▶ _Exercise_: In the listing below, find every line containing "것만으로" and copy it out.

▶ _Raw data_:

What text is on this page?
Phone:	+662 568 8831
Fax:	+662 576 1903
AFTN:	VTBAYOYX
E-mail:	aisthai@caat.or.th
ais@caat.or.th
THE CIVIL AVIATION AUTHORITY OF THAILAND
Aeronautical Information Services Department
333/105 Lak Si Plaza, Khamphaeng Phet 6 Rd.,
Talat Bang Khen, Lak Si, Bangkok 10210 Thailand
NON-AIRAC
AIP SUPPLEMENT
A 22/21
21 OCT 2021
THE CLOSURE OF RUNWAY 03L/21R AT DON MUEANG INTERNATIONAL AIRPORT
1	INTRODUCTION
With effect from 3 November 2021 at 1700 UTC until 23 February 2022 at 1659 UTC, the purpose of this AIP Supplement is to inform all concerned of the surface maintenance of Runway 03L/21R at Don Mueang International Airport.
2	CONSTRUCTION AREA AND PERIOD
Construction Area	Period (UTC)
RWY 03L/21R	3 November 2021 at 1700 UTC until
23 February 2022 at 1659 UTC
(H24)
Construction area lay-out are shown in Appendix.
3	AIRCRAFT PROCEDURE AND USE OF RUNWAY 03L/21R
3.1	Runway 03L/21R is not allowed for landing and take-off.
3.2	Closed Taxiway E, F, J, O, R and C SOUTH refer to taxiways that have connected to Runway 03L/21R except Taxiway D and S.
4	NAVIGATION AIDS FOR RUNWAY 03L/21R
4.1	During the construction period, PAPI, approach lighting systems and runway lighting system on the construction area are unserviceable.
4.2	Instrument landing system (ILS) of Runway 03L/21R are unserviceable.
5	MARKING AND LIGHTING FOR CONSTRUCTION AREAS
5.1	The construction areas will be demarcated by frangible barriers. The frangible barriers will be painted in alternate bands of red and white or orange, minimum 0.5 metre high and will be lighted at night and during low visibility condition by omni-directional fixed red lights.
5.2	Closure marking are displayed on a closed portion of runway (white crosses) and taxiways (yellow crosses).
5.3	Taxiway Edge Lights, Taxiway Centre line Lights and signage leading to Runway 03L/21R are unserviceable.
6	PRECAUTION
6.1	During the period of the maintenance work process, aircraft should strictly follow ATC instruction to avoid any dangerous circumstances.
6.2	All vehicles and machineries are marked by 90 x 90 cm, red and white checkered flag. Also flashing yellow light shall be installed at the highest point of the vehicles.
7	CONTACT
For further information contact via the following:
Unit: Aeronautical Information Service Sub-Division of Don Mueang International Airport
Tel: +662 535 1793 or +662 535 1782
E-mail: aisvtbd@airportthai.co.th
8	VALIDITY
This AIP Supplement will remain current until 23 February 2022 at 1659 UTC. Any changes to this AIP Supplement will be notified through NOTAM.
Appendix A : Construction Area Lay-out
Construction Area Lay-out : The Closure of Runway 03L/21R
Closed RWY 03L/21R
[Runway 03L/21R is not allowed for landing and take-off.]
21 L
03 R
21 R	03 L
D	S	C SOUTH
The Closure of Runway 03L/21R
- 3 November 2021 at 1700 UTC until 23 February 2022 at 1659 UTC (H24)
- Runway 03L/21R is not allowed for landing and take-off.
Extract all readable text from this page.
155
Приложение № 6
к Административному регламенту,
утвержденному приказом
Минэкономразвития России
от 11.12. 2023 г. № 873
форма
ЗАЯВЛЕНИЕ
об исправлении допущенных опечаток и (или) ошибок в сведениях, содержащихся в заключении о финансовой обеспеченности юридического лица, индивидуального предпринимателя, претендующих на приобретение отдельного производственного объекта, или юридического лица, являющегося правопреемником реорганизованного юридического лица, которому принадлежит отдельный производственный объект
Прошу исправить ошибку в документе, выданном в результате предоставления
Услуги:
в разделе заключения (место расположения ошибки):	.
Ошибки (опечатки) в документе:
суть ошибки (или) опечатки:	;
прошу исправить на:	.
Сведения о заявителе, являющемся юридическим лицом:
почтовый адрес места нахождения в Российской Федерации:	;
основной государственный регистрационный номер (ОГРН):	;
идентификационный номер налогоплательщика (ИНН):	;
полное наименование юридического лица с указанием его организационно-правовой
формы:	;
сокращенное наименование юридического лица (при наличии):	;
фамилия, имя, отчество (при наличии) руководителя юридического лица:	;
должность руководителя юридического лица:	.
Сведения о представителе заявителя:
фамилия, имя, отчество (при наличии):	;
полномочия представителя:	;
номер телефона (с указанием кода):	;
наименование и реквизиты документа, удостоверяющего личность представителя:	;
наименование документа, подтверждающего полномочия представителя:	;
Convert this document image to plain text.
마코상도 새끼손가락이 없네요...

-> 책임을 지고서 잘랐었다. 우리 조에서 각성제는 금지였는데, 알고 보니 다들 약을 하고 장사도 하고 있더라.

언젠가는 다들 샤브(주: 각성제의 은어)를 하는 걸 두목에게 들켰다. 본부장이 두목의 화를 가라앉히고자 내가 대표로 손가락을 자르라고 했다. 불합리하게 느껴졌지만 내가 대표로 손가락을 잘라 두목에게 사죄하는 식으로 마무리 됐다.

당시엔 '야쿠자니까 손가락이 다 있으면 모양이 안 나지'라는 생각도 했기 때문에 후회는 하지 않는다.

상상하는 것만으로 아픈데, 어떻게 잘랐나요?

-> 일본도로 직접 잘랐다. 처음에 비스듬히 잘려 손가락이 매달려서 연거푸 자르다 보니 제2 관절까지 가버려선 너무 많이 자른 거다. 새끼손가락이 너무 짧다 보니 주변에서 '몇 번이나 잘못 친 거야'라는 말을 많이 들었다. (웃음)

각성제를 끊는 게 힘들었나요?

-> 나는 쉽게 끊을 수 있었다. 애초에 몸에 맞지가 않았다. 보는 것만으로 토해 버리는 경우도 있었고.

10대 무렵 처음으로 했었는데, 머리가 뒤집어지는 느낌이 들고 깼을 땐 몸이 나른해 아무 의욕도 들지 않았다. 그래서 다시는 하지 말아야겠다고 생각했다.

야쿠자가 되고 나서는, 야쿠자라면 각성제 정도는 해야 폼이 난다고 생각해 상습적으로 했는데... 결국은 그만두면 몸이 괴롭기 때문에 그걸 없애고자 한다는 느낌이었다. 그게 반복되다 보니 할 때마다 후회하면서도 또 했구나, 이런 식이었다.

▶ _Result of the task_:
상상하는 것만으로 아픈데, 어떻게 잘랐나요?
-> 나는 쉽게 끊을 수 있었다. 애초에 몸에 맞지가 않았다. 보는 것만으로 토해 버리는 경우도 있었고.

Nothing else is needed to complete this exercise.